[START OF Entries provided]
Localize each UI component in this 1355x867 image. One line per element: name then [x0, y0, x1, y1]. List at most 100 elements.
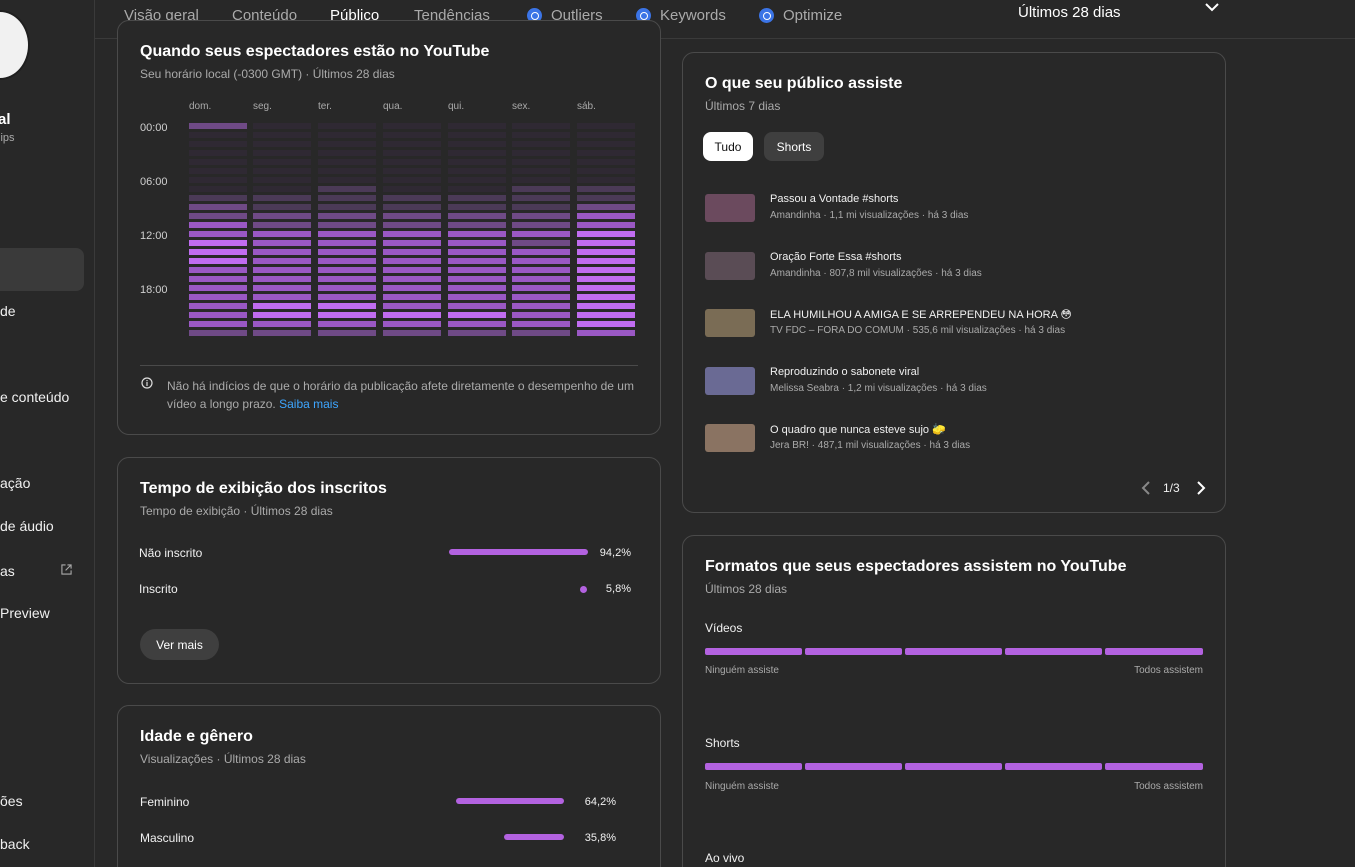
tab-outliers[interactable]: Outliers: [527, 7, 603, 24]
video-title[interactable]: O quadro que nunca esteve sujo 🧽: [770, 424, 946, 436]
heatmap-cell[interactable]: [383, 321, 441, 327]
sidebar-item-label[interactable]: Preview: [0, 605, 50, 621]
heatmap-cell[interactable]: [448, 267, 506, 273]
heatmap-cell[interactable]: [253, 303, 311, 309]
heatmap-cell[interactable]: [318, 222, 376, 228]
heatmap-cell[interactable]: [189, 213, 247, 219]
sidebar-item-label[interactable]: ação: [0, 475, 31, 491]
heatmap-cell[interactable]: [577, 168, 635, 174]
chevron-right-icon[interactable]: [1195, 480, 1207, 496]
heatmap-cell[interactable]: [448, 204, 506, 210]
heatmap-cell[interactable]: [448, 231, 506, 237]
heatmap-cell[interactable]: [318, 303, 376, 309]
heatmap-cell[interactable]: [383, 312, 441, 318]
heatmap-cell[interactable]: [577, 303, 635, 309]
video-title[interactable]: Oração Forte Essa #shorts: [770, 251, 902, 263]
heatmap-cell[interactable]: [448, 159, 506, 165]
heatmap-cell[interactable]: [383, 159, 441, 165]
heatmap-cell[interactable]: [383, 231, 441, 237]
heatmap-cell[interactable]: [253, 267, 311, 273]
video-thumbnail[interactable]: [705, 424, 755, 452]
heatmap-cell[interactable]: [448, 150, 506, 156]
heatmap-cell[interactable]: [383, 303, 441, 309]
heatmap-cell[interactable]: [512, 213, 570, 219]
heatmap-cell[interactable]: [448, 285, 506, 291]
heatmap-cell[interactable]: [512, 204, 570, 210]
heatmap-cell[interactable]: [253, 213, 311, 219]
heatmap-cell[interactable]: [448, 186, 506, 192]
heatmap-cell[interactable]: [577, 330, 635, 336]
sidebar-item-label[interactable]: ões: [0, 793, 23, 809]
heatmap-cell[interactable]: [383, 276, 441, 282]
heatmap-cell[interactable]: [383, 195, 441, 201]
heatmap-cell[interactable]: [253, 123, 311, 129]
see-more-button[interactable]: Ver mais: [140, 629, 219, 660]
heatmap-cell[interactable]: [512, 195, 570, 201]
heatmap-cell[interactable]: [318, 321, 376, 327]
heatmap-cell[interactable]: [512, 159, 570, 165]
heatmap-cell[interactable]: [189, 303, 247, 309]
heatmap-cell[interactable]: [189, 258, 247, 264]
heatmap-cell[interactable]: [512, 276, 570, 282]
chip-shorts[interactable]: Shorts: [764, 132, 824, 161]
heatmap-cell[interactable]: [318, 240, 376, 246]
heatmap-cell[interactable]: [189, 168, 247, 174]
heatmap-cell[interactable]: [383, 141, 441, 147]
heatmap-cell[interactable]: [448, 249, 506, 255]
heatmap-cell[interactable]: [448, 177, 506, 183]
heatmap-cell[interactable]: [189, 240, 247, 246]
tab-trends[interactable]: Tendências: [414, 7, 490, 24]
heatmap-cell[interactable]: [189, 159, 247, 165]
video-thumbnail[interactable]: [705, 367, 755, 395]
sidebar-item-label[interactable]: de áudio: [0, 518, 54, 534]
heatmap-cell[interactable]: [189, 276, 247, 282]
heatmap-cell[interactable]: [512, 285, 570, 291]
heatmap-cell[interactable]: [189, 141, 247, 147]
heatmap-cell[interactable]: [189, 321, 247, 327]
heatmap-cell[interactable]: [448, 123, 506, 129]
heatmap-cell[interactable]: [318, 159, 376, 165]
heatmap-cell[interactable]: [383, 249, 441, 255]
heatmap-cell[interactable]: [253, 258, 311, 264]
heatmap-cell[interactable]: [189, 132, 247, 138]
heatmap-cell[interactable]: [512, 186, 570, 192]
heatmap-cell[interactable]: [318, 276, 376, 282]
heatmap-cell[interactable]: [253, 150, 311, 156]
heatmap-cell[interactable]: [577, 231, 635, 237]
heatmap-cell[interactable]: [383, 123, 441, 129]
heatmap-cell[interactable]: [383, 213, 441, 219]
heatmap-cell[interactable]: [318, 150, 376, 156]
heatmap-cell[interactable]: [577, 258, 635, 264]
heatmap-cell[interactable]: [189, 123, 247, 129]
heatmap-cell[interactable]: [577, 123, 635, 129]
heatmap-cell[interactable]: [577, 294, 635, 300]
heatmap-cell[interactable]: [448, 213, 506, 219]
heatmap-cell[interactable]: [448, 321, 506, 327]
heatmap-cell[interactable]: [253, 159, 311, 165]
heatmap-cell[interactable]: [448, 258, 506, 264]
heatmap-cell[interactable]: [189, 222, 247, 228]
tab-keywords[interactable]: Keywords: [636, 7, 726, 24]
heatmap-cell[interactable]: [577, 276, 635, 282]
heatmap-cell[interactable]: [512, 321, 570, 327]
heatmap-cell[interactable]: [512, 312, 570, 318]
heatmap-cell[interactable]: [253, 177, 311, 183]
video-title[interactable]: ELA HUMILHOU A AMIGA E SE ARREPENDEU NA …: [770, 309, 1072, 321]
heatmap-cell[interactable]: [253, 240, 311, 246]
heatmap-cell[interactable]: [318, 186, 376, 192]
heatmap-cell[interactable]: [512, 132, 570, 138]
heatmap-cell[interactable]: [383, 285, 441, 291]
heatmap-cell[interactable]: [577, 204, 635, 210]
heatmap-cell[interactable]: [318, 294, 376, 300]
heatmap-cell[interactable]: [512, 141, 570, 147]
heatmap-cell[interactable]: [189, 249, 247, 255]
chip-all[interactable]: Tudo: [703, 132, 753, 161]
sidebar-item-label[interactable]: back: [0, 836, 30, 852]
heatmap-cell[interactable]: [448, 276, 506, 282]
heatmap-cell[interactable]: [253, 186, 311, 192]
heatmap-cell[interactable]: [577, 249, 635, 255]
heatmap-cell[interactable]: [383, 267, 441, 273]
heatmap-cell[interactable]: [253, 141, 311, 147]
heatmap-cell[interactable]: [383, 177, 441, 183]
heatmap-cell[interactable]: [253, 249, 311, 255]
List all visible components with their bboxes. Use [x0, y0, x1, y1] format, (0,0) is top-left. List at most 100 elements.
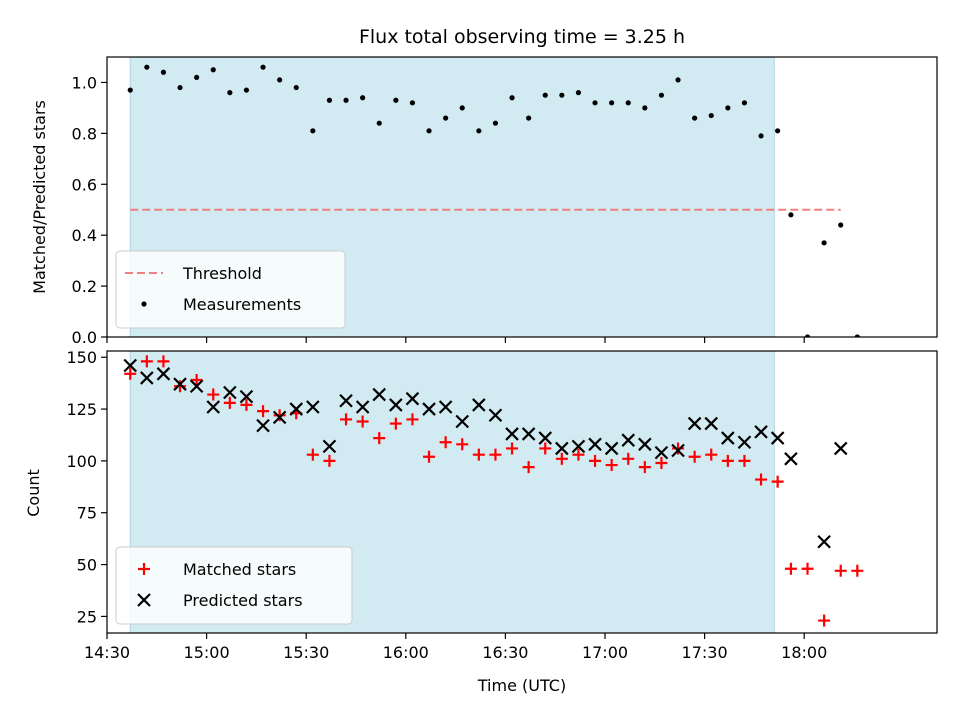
bottom-ytick-label: 150 — [66, 348, 97, 367]
matched-star-point — [522, 461, 535, 474]
predicted-star-point — [784, 452, 798, 466]
legend-label: Measurements — [183, 295, 301, 314]
measurement-point — [788, 212, 794, 218]
top-ytick-label: 0.8 — [72, 124, 97, 143]
matched-star-point — [174, 380, 187, 393]
measurement-point — [741, 100, 748, 106]
predicted-star-point — [472, 398, 486, 412]
predicted-star-point — [488, 408, 503, 423]
matched-star-point — [240, 398, 253, 411]
matched-star-point — [801, 562, 814, 575]
matched-star-point — [157, 355, 170, 368]
measurement-point — [658, 92, 665, 98]
bottom-ytick-label: 100 — [66, 452, 97, 471]
measurement-point — [725, 105, 731, 111]
matched-star-point — [784, 562, 797, 575]
predicted-star-point — [140, 371, 154, 385]
predicted-star-point — [339, 393, 353, 408]
matched-star-point — [190, 374, 203, 387]
matched-star-point — [818, 614, 831, 627]
predicted-star-point — [638, 437, 652, 452]
measurement-point — [854, 334, 860, 337]
predicted-star-point — [505, 427, 519, 441]
legend-measurement-swatch — [141, 301, 147, 307]
predicted-star-point — [604, 441, 619, 456]
measurement-point — [194, 74, 200, 80]
matched-star-point — [738, 454, 751, 467]
predicted-star-point — [438, 400, 453, 414]
predicted-star-point — [737, 435, 752, 450]
matched-star-point — [257, 405, 270, 418]
predicted-star-point — [671, 443, 685, 458]
predicted-star-point — [289, 402, 304, 416]
measurement-point — [609, 100, 615, 106]
legend-label: Matched stars — [183, 560, 296, 579]
top-ytick-label: 0.6 — [72, 175, 97, 194]
measurement-point — [177, 84, 183, 91]
xtick-label: 16:00 — [383, 643, 429, 662]
matched-star-point — [273, 409, 286, 422]
legend-predicted-swatch — [137, 593, 151, 607]
measurement-point — [144, 64, 150, 70]
predicted-star-point — [389, 398, 403, 412]
bottom-ytick-label: 125 — [66, 400, 97, 419]
measurement-point — [426, 128, 432, 134]
measurement-point — [409, 100, 416, 106]
predicted-star-point — [704, 416, 719, 431]
matched-star-point — [207, 388, 220, 401]
matched-star-point — [555, 452, 568, 465]
legend-label: Predicted stars — [183, 591, 303, 610]
measurement-point — [509, 95, 515, 101]
measurement-point — [343, 97, 349, 103]
predicted-star-point — [833, 441, 848, 456]
matched-star-point — [456, 438, 469, 451]
matched-star-point — [638, 461, 651, 474]
xtick-label: 17:00 — [582, 643, 628, 662]
predicted-star-point — [189, 379, 204, 394]
predicted-star-point — [422, 402, 436, 416]
top-ytick-label: 0.2 — [72, 277, 97, 296]
measurement-point — [160, 69, 167, 75]
measurement-point — [360, 95, 366, 101]
predicted-star-point — [455, 414, 470, 429]
matched-star-point — [506, 442, 519, 455]
measurement-point — [326, 97, 333, 103]
legend-label: Threshold — [182, 264, 262, 283]
xtick-label: 15:00 — [184, 643, 230, 662]
matched-star-point — [406, 413, 419, 426]
bottom-ylabel: Count — [24, 469, 43, 517]
matched-star-point — [472, 448, 485, 461]
measurement-point — [293, 84, 299, 91]
xtick-label: 17:30 — [682, 643, 728, 662]
matched-star-point — [373, 432, 386, 445]
measurement-point — [127, 87, 133, 93]
predicted-star-point — [521, 427, 536, 441]
xtick-label: 15:30 — [283, 643, 329, 662]
chart-title: Flux total observing time = 3.25 h — [359, 26, 685, 48]
matched-star-point — [605, 459, 618, 472]
predicted-star-point — [223, 385, 237, 400]
measurement-point — [642, 105, 648, 111]
predicted-star-point — [123, 358, 138, 373]
predicted-star-point — [654, 445, 669, 460]
matched-star-point — [672, 442, 685, 455]
top-panel: 0.0 0.2 0.4 0.6 0.8 1.0 Threshold Measurements — [72, 56, 938, 347]
predicted-star-point — [322, 439, 337, 454]
measurement-point — [838, 222, 844, 228]
top-ytick-label: 0.0 — [72, 328, 97, 347]
matched-star-point — [489, 448, 502, 461]
bottom-ytick-label: 50 — [77, 556, 97, 575]
predicted-star-point — [588, 437, 602, 452]
predicted-star-point — [256, 418, 270, 433]
measurement-point — [210, 67, 216, 73]
measurement-point — [260, 64, 266, 70]
matched-star-point — [851, 564, 864, 577]
matched-star-point — [340, 413, 353, 426]
top-legend — [115, 250, 346, 329]
measurement-point — [277, 77, 283, 83]
predicted-star-point — [372, 387, 387, 402]
measurement-point — [459, 105, 465, 111]
predicted-star-point — [770, 431, 785, 445]
matched-star-point — [688, 450, 701, 463]
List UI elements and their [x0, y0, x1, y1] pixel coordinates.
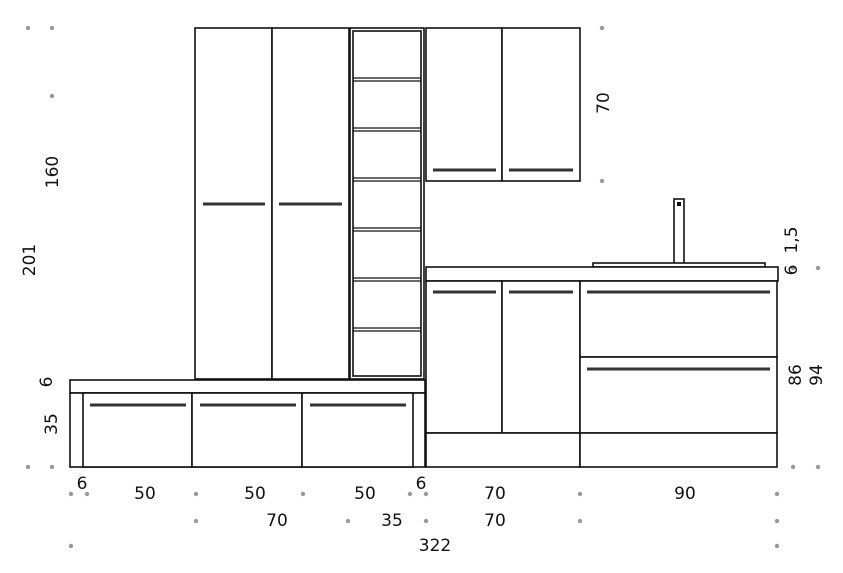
[END OF Entries provided]
Reproduce the lines without alteration, beginning with the line containing "bottom-ytick-label: 150 — [66, 348, 97, 367]" and continuing through the line containing "measurement-point — [854, 334, 860, 337]".

▶ _Written reply_
bottom-ytick-label: 150 — [66, 348, 97, 367]
matched-star-point — [522, 461, 535, 474]
predicted-star-point — [784, 452, 798, 466]
legend-label: Measurements — [183, 295, 301, 314]
measurement-point — [788, 212, 794, 218]
top-ytick-label: 0.8 — [72, 124, 97, 143]
matched-star-point — [174, 380, 187, 393]
measurement-point — [741, 100, 748, 106]
predicted-star-point — [472, 398, 486, 412]
predicted-star-point — [488, 408, 503, 423]
matched-star-point — [240, 398, 253, 411]
matched-star-point — [801, 562, 814, 575]
matched-star-point — [157, 355, 170, 368]
measurement-point — [658, 92, 665, 98]
bottom-ytick-label: 100 — [66, 452, 97, 471]
measurement-point — [725, 105, 731, 111]
matched-star-point — [784, 562, 797, 575]
predicted-star-point — [140, 371, 154, 385]
predicted-star-point — [339, 393, 353, 408]
matched-star-point — [190, 374, 203, 387]
matched-star-point — [818, 614, 831, 627]
predicted-star-point — [638, 437, 652, 452]
measurement-point — [854, 334, 860, 337]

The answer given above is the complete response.